Reproduce verbatim the entries below, from the first line through the line containing "wire: LR5 pin2", both included.
--- Begin Rows ---
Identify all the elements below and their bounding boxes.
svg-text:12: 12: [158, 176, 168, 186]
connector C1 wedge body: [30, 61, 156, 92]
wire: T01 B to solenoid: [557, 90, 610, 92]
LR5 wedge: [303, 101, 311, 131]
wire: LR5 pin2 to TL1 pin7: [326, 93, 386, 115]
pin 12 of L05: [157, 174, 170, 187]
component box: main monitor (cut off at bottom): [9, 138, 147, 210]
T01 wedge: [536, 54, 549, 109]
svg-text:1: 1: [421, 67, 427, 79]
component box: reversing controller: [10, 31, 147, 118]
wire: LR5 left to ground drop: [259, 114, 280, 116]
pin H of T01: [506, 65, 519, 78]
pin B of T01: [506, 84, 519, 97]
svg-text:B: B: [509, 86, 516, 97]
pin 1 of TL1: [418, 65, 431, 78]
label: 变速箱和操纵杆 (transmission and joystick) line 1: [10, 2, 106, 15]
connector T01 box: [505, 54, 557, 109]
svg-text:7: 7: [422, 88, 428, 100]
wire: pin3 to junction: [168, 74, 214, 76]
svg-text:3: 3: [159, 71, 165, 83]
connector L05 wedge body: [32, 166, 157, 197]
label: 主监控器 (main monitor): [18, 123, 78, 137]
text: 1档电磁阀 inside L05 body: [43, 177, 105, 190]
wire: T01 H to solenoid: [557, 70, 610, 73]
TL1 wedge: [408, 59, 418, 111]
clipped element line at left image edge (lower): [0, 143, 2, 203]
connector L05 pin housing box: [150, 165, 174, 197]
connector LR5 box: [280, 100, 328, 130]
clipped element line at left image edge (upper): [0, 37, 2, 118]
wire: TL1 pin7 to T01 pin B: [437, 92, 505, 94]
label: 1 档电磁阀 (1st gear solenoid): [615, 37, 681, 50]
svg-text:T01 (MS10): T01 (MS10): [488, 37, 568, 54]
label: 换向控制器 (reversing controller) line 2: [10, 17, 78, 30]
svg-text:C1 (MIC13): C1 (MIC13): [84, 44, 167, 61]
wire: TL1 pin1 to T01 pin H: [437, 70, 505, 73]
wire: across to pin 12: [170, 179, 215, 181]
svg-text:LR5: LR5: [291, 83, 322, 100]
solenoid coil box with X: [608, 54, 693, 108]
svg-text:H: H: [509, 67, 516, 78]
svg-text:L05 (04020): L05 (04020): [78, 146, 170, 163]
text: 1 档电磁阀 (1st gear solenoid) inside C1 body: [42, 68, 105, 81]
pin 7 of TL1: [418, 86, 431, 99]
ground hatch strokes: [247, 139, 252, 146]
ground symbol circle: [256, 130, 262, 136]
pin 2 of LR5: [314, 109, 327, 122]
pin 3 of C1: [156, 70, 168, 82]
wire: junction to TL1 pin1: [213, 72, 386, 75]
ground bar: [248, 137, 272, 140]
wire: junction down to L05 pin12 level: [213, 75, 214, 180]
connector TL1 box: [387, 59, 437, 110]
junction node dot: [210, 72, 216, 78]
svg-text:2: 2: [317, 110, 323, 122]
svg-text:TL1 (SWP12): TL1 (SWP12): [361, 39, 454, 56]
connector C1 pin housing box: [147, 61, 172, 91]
--- End Rows ---
■ The completed task
Identify all the elements below and their bounding boxes.
svg-text:12: 12: [158, 176, 168, 186]
connector C1 wedge body: [30, 61, 156, 92]
wire: T01 B to solenoid: [557, 90, 610, 92]
LR5 wedge: [303, 101, 311, 131]
wire: LR5 pin2 to TL1 pin7: [326, 93, 386, 115]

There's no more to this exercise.